== RECORDS FOR THE EXERCISE ==
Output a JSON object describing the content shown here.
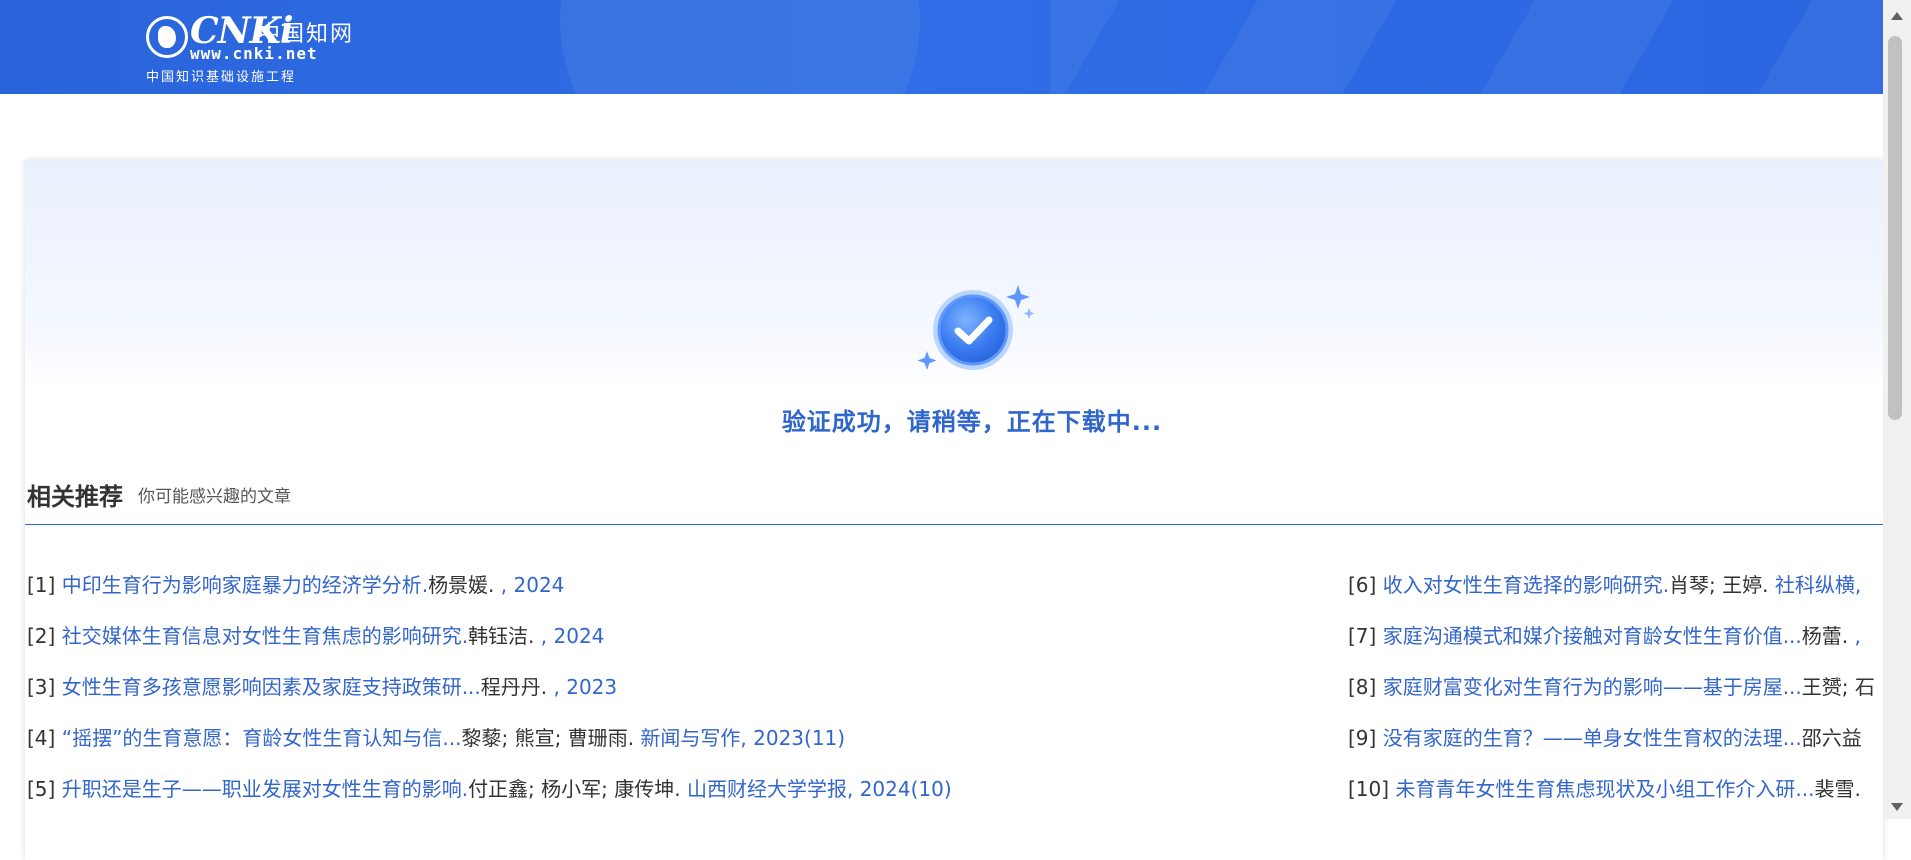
{
  "header": {
    "logo_brand": "CNKi",
    "logo_cn_name": "中国知网",
    "logo_url": "www.cnki.net",
    "logo_slogan": "中国知识基础设施工程",
    "background_color": "#2a64db"
  },
  "status": {
    "icon": "check-icon",
    "message": "验证成功，请稍等，正在下载中..."
  },
  "recommendations": {
    "title": "相关推荐",
    "subtitle": "你可能感兴趣的文章",
    "left_column": [
      {
        "index": "[1]",
        "title": "中印生育行为影响家庭暴力的经济学分析.",
        "authors": "杨景媛.",
        "source": " , 2024"
      },
      {
        "index": "[2]",
        "title": "社交媒体生育信息对女性生育焦虑的影响研究.",
        "authors": "韩钰洁.",
        "source": " , 2024"
      },
      {
        "index": "[3]",
        "title": "女性生育多孩意愿影响因素及家庭支持政策研...",
        "authors": "程丹丹.",
        "source": " , 2023"
      },
      {
        "index": "[4]",
        "title": "“摇摆”的生育意愿：育龄女性生育认知与信...",
        "authors": "黎藜; 熊宣; 曹珊雨.",
        "source": " 新闻与写作, 2023(11)"
      },
      {
        "index": "[5]",
        "title": "升职还是生子——职业发展对女性生育的影响.",
        "authors": "付正鑫; 杨小军; 康传坤.",
        "source": " 山西财经大学学报, 2024(10)"
      }
    ],
    "right_column": [
      {
        "index": "[6]",
        "title": "收入对女性生育选择的影响研究.",
        "authors": "肖琴; 王婷.",
        "source": " 社科纵横,"
      },
      {
        "index": "[7]",
        "title": "家庭沟通模式和媒介接触对育龄女性生育价值...",
        "authors": "杨蕾.",
        "source": " ,"
      },
      {
        "index": "[8]",
        "title": "家庭财富变化对生育行为的影响——基于房屋...",
        "authors": "王赟; 石",
        "source": ""
      },
      {
        "index": "[9]",
        "title": "没有家庭的生育？——单身女性生育权的法理...",
        "authors": "邵六益",
        "source": ""
      },
      {
        "index": "[10]",
        "title": "未育青年女性生育焦虑现状及小组工作介入研...",
        "authors": "裴雪.",
        "source": ""
      }
    ]
  },
  "colors": {
    "accent": "#2f66cc",
    "link": "#3366cc"
  }
}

== REQUEST ==
Exclude the pictures. Write out the remaining data exactly.

== ANSWER TO THIS EXERCISE ==
Output a JSON object describing the content shown here.
{
  "header": {
    "logo_brand": "CNKi",
    "logo_cn_name": "中国知网",
    "logo_url": "www.cnki.net",
    "logo_slogan": "中国知识基础设施工程",
    "background_color": "#2a64db"
  },
  "status": {
    "icon": "check-icon",
    "message": "验证成功，请稍等，正在下载中..."
  },
  "recommendations": {
    "title": "相关推荐",
    "subtitle": "你可能感兴趣的文章",
    "left_column": [
      {
        "index": "[1]",
        "title": "中印生育行为影响家庭暴力的经济学分析.",
        "authors": "杨景媛.",
        "source": " , 2024"
      },
      {
        "index": "[2]",
        "title": "社交媒体生育信息对女性生育焦虑的影响研究.",
        "authors": "韩钰洁.",
        "source": " , 2024"
      },
      {
        "index": "[3]",
        "title": "女性生育多孩意愿影响因素及家庭支持政策研...",
        "authors": "程丹丹.",
        "source": " , 2023"
      },
      {
        "index": "[4]",
        "title": "“摇摆”的生育意愿：育龄女性生育认知与信...",
        "authors": "黎藜; 熊宣; 曹珊雨.",
        "source": " 新闻与写作, 2023(11)"
      },
      {
        "index": "[5]",
        "title": "升职还是生子——职业发展对女性生育的影响.",
        "authors": "付正鑫; 杨小军; 康传坤.",
        "source": " 山西财经大学学报, 2024(10)"
      }
    ],
    "right_column": [
      {
        "index": "[6]",
        "title": "收入对女性生育选择的影响研究.",
        "authors": "肖琴; 王婷.",
        "source": " 社科纵横,"
      },
      {
        "index": "[7]",
        "title": "家庭沟通模式和媒介接触对育龄女性生育价值...",
        "authors": "杨蕾.",
        "source": " ,"
      },
      {
        "index": "[8]",
        "title": "家庭财富变化对生育行为的影响——基于房屋...",
        "authors": "王赟; 石",
        "source": ""
      },
      {
        "index": "[9]",
        "title": "没有家庭的生育？——单身女性生育权的法理...",
        "authors": "邵六益",
        "source": ""
      },
      {
        "index": "[10]",
        "title": "未育青年女性生育焦虑现状及小组工作介入研...",
        "authors": "裴雪.",
        "source": ""
      }
    ]
  },
  "colors": {
    "accent": "#2f66cc",
    "link": "#3366cc"
  }
}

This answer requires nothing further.